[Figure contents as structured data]
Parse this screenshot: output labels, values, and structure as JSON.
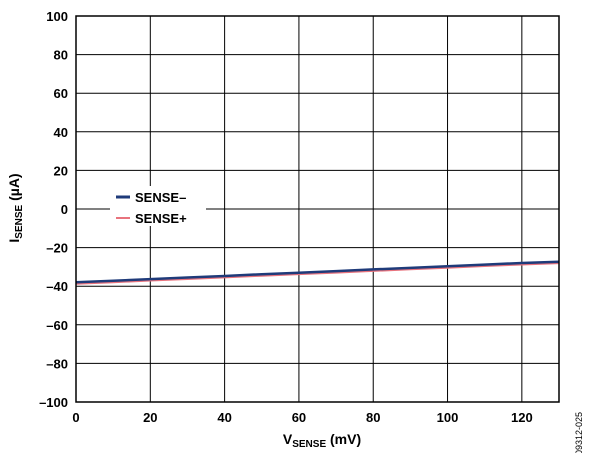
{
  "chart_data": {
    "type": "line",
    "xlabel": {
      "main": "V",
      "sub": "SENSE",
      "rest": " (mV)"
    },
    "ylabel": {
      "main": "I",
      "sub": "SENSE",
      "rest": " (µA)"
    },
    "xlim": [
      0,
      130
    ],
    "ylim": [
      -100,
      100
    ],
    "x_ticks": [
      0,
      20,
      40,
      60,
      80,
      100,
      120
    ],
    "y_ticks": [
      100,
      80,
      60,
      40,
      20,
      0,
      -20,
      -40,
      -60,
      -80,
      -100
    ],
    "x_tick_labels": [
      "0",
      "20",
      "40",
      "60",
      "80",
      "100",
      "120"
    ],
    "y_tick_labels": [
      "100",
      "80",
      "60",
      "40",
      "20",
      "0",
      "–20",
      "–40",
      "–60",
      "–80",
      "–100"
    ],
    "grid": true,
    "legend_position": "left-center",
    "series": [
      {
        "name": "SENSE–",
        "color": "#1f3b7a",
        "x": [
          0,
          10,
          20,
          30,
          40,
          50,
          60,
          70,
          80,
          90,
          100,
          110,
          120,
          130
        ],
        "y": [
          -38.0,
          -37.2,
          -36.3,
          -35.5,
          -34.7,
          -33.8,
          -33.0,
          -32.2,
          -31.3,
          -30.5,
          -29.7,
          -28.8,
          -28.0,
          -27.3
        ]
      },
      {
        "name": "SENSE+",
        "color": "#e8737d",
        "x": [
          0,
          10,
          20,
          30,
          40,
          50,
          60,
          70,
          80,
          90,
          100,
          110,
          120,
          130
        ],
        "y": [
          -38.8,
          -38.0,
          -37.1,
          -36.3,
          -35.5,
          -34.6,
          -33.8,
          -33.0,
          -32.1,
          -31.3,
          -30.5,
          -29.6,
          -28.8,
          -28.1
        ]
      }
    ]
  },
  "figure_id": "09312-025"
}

**EXERCISE GOAL**
Without the pictures, extract every entry verbatim.

**SOLUTION TO THE PROBLEM**
Parse this screenshot: output labels, values, and structure as JSON.
{
  "chart_data": {
    "type": "line",
    "xlabel": {
      "main": "V",
      "sub": "SENSE",
      "rest": " (mV)"
    },
    "ylabel": {
      "main": "I",
      "sub": "SENSE",
      "rest": " (µA)"
    },
    "xlim": [
      0,
      130
    ],
    "ylim": [
      -100,
      100
    ],
    "x_ticks": [
      0,
      20,
      40,
      60,
      80,
      100,
      120
    ],
    "y_ticks": [
      100,
      80,
      60,
      40,
      20,
      0,
      -20,
      -40,
      -60,
      -80,
      -100
    ],
    "x_tick_labels": [
      "0",
      "20",
      "40",
      "60",
      "80",
      "100",
      "120"
    ],
    "y_tick_labels": [
      "100",
      "80",
      "60",
      "40",
      "20",
      "0",
      "–20",
      "–40",
      "–60",
      "–80",
      "–100"
    ],
    "grid": true,
    "legend_position": "left-center",
    "series": [
      {
        "name": "SENSE–",
        "color": "#1f3b7a",
        "x": [
          0,
          10,
          20,
          30,
          40,
          50,
          60,
          70,
          80,
          90,
          100,
          110,
          120,
          130
        ],
        "y": [
          -38.0,
          -37.2,
          -36.3,
          -35.5,
          -34.7,
          -33.8,
          -33.0,
          -32.2,
          -31.3,
          -30.5,
          -29.7,
          -28.8,
          -28.0,
          -27.3
        ]
      },
      {
        "name": "SENSE+",
        "color": "#e8737d",
        "x": [
          0,
          10,
          20,
          30,
          40,
          50,
          60,
          70,
          80,
          90,
          100,
          110,
          120,
          130
        ],
        "y": [
          -38.8,
          -38.0,
          -37.1,
          -36.3,
          -35.5,
          -34.6,
          -33.8,
          -33.0,
          -32.1,
          -31.3,
          -30.5,
          -29.6,
          -28.8,
          -28.1
        ]
      }
    ]
  },
  "figure_id": "09312-025"
}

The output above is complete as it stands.